* _Il tuo compito_: Spiega, in una o tre frasi, perché secondo il brano su Mahler l'opera d'arte di questo periodo perde la sua forma perfetta e diventa incompiuta.

* _Testo fornito_:
"""

Sarà Gustav Mahler a mettere in luce per primo la crisi attraversata dal linguaggio musicale. Nonostante non abbia partecipato direttamente alla sperimentazione musicale delle avanguardie del primo Novecento, Mahler è ammirato e sostenuto con entusiasmo sia da Schönberg che dai suoi allievi, anche quando pubblico e critica gli sono ostili e la sua musica viene etichettata in senso dispregiativo Kapellmeistermusik. Mahler continua nelle sue composizioni la dissoluzione del linguaggio musicale tradizionale. Le sue composizioni si presentano lunghe, eterogenee, apparentemente caotiche e dispersive, piene di citazioni recuperate da motivi folkloristici e popolari. Se ascoltate in maniera superficiale vengono percepite come una sorta di pot-pourri musicale, ma in realtà esse possiedono una loro logica e una coerenza interna che donano a ciò che egli scrive “… non solo un sigillo etico, ma un valore eversivo, di rottura con le convenzioni e le simmetrie del passato.”[8]

Il linguaggio musicale di Mahler, frantumato, lacerato, si può dire, ben riflette il periodo di profonda crisi e ripensamento che le arti e la società in generale stanno attraversando. L’opera d’arte perde in questo periodo la sua forma perfetta per farsi incompiuta: la sua coerenza interna e la sua unità formale un tempo manifeste, ora sono nascoste, difficili da individuare. Ciò avviene perché adesso le opere d’arte raccontano una realtà che non è più armoniosa, né compatta, né tantomeno rassicurante, ma è invece ambigua, scissa, oscura e presaga di incombenti pericoli a cui ancora non si sa dare un nome.

"""

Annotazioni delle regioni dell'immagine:
"""

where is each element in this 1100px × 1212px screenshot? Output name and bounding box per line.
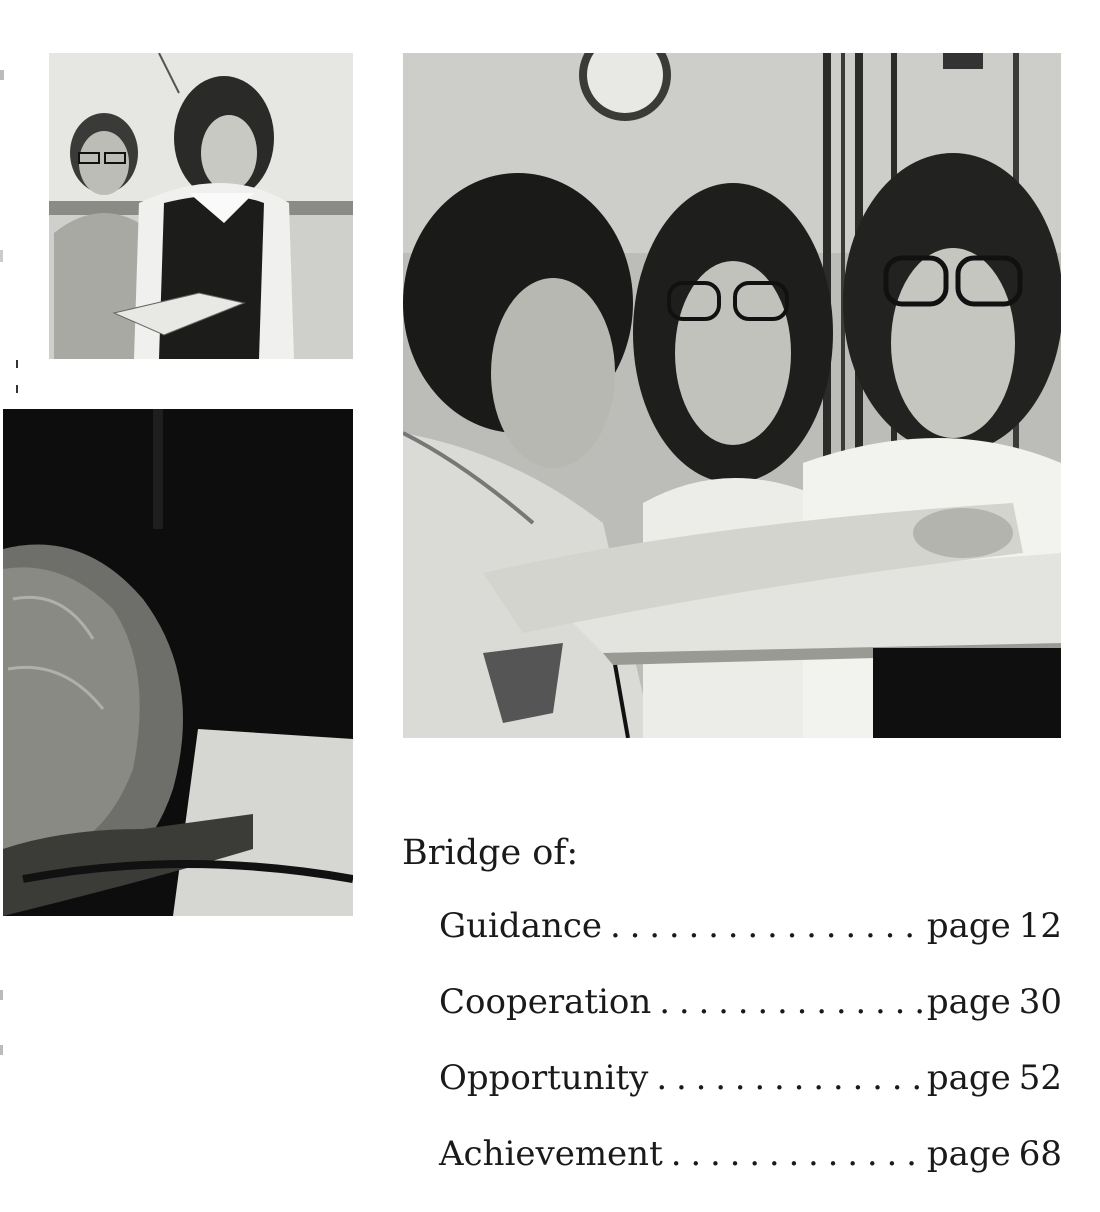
toc-entry-label: Cooperation (439, 982, 652, 1022)
toc-page-number: 68 (1018, 1134, 1062, 1174)
toc-entry-achievement[interactable] (439, 1128, 1062, 1204)
toc-entry-opportunity[interactable] (439, 1052, 1062, 1128)
photo-teacher-and-students (403, 53, 1061, 738)
table-of-contents (402, 828, 1062, 1204)
toc-page-reference (927, 900, 1062, 952)
toc-dot-leader (610, 900, 923, 952)
toc-entry-label: Achievement (439, 1134, 663, 1174)
toc-dot-leader (659, 976, 923, 1028)
toc-dot-leader (656, 1052, 922, 1104)
toc-page-word: page (926, 1058, 1011, 1098)
toc-page-number: 12 (1018, 906, 1062, 946)
toc-page-reference (927, 976, 1062, 1028)
toc-page-word: page (926, 906, 1011, 946)
toc-page-number: 52 (1018, 1058, 1062, 1098)
toc-list (402, 900, 1062, 1204)
toc-page-word: page (926, 1134, 1011, 1174)
toc-page-number: 30 (1018, 982, 1062, 1022)
toc-entry-label: Guidance (439, 906, 603, 946)
toc-page-word: page (926, 982, 1011, 1022)
toc-entry-cooperation[interactable] (439, 976, 1062, 1052)
toc-entry-label: Opportunity (439, 1058, 649, 1098)
photo-two-students (49, 53, 353, 359)
toc-page-reference (927, 1052, 1062, 1104)
toc-entry-guidance[interactable] (439, 900, 1062, 976)
photo-student-at-desk (3, 409, 353, 916)
toc-dot-leader (671, 1128, 923, 1180)
toc-heading: Bridge of: (402, 833, 579, 873)
toc-page-reference (927, 1128, 1062, 1180)
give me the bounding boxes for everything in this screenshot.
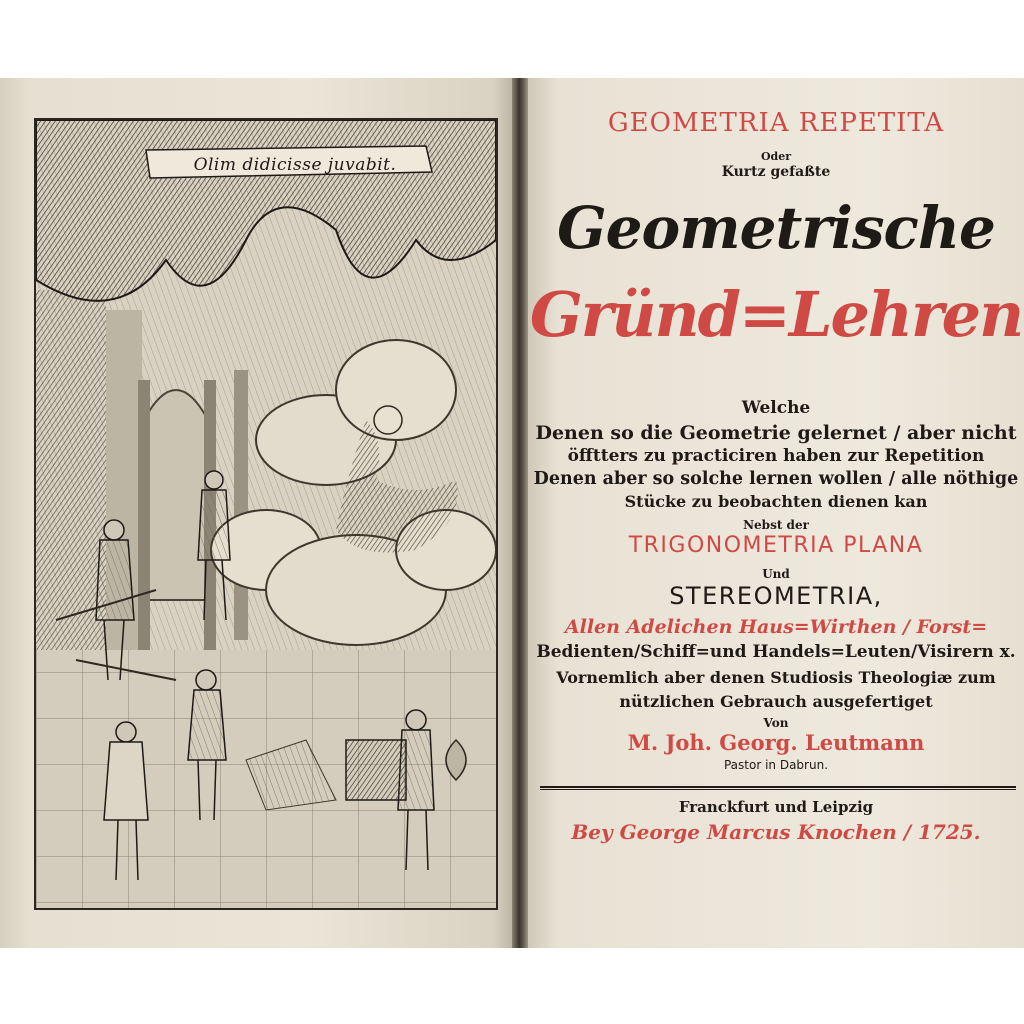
allen-line: Allen Adelichen Haus=Wirthen / Forst= [564, 616, 988, 638]
oder-text: Oder [760, 150, 792, 163]
nutzlichen-line: nützlichen Gebrauch ausgefertiget [619, 692, 933, 711]
kurtz-text: Kurtz gefaßte [721, 164, 831, 180]
nebst-text: Nebst der [743, 518, 809, 532]
geometrische-heading: Geometrische [557, 194, 995, 262]
imprint-rule [540, 786, 1016, 788]
stereometria-heading: STEREOMETRIA, [669, 582, 883, 610]
bedienten-line: Bedienten/Schiff=und Handels=Leuten/Visirern x. [536, 642, 1016, 662]
frontispiece-engraving [34, 118, 498, 910]
imprint-rule-thin [540, 789, 1016, 790]
book-spread [0, 78, 1024, 948]
trigonometria-heading: TRIGONOMETRIA PLANA [628, 533, 924, 558]
welche-text: Welche [741, 398, 811, 418]
title-page [528, 78, 1024, 948]
imprint-place: Franckfurt und Leipzig [678, 798, 874, 816]
frontispiece-page [0, 78, 514, 948]
description-line-4: Stücke zu beobachten dienen kan [624, 492, 928, 511]
und-text: Und [762, 567, 790, 581]
imprint-publisher: Bey George Marcus Knochen / 1725. [571, 820, 981, 844]
frontispiece-motto: Olim didicisse juvabit. [193, 155, 397, 175]
description-line-3: Denen aber so solche lernen wollen / alle nöthige [533, 469, 1019, 489]
vornemlich-line: Vornemlich aber denen Studiosis Theologiæ zum [556, 668, 996, 687]
author-name: M. Joh. Georg. Leutmann [627, 730, 925, 755]
main-title: GEOMETRIA REPETITA [607, 108, 945, 138]
pastor-text: Pastor in Dabrun. [723, 758, 829, 772]
engraving-illustration [36, 120, 496, 908]
description-line-1: Denen so die Geometrie gelernet / aber nicht [535, 422, 1017, 444]
description-line-2: öfftters zu practiciren haben zur Repetition [567, 446, 985, 466]
von-text: Von [763, 716, 789, 730]
grund-lehren-heading: Gründ=Lehren [529, 278, 1023, 351]
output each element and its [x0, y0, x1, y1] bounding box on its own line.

"""

* _Risposta_: L'opera d'arte perde la sua forma perfetta perché ora racconta una realtà che non è più armoniosa, né compatta, né rassicurante. È invece una realtà ambigua, scissa, oscura e presaga di pericoli incombenti a cui ancora non si sa dare un nome. Per questo la sua coerenza interna e la sua unità formale, un tempo manifeste, sono ora nascoste e difficili da individuare.